╭─ Extracted data

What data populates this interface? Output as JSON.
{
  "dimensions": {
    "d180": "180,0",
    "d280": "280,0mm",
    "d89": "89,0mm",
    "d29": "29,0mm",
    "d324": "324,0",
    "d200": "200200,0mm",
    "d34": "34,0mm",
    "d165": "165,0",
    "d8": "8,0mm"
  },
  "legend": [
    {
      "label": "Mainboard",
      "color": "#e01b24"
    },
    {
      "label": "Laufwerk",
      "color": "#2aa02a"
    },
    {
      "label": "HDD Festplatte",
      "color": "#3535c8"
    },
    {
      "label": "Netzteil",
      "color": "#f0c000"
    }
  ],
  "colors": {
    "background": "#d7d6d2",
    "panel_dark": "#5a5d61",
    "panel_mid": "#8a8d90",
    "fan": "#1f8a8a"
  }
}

╰─

Extract the whole listing, character for character.

What data populates this interface? Output as JSON.
{
  "dimensions": {
    "d180": "180,0",
    "d280": "280,0mm",
    "d89": "89,0mm",
    "d29": "29,0mm",
    "d324": "324,0",
    "d200": "200200,0mm",
    "d34": "34,0mm",
    "d165": "165,0",
    "d8": "8,0mm"
  },
  "legend": [
    {
      "label": "Mainboard",
      "color": "#e01b24"
    },
    {
      "label": "Laufwerk",
      "color": "#2aa02a"
    },
    {
      "label": "HDD Festplatte",
      "color": "#3535c8"
    },
    {
      "label": "Netzteil",
      "color": "#f0c000"
    }
  ],
  "colors": {
    "background": "#d7d6d2",
    "panel_dark": "#5a5d61",
    "panel_mid": "#8a8d90",
    "fan": "#1f8a8a"
  }
}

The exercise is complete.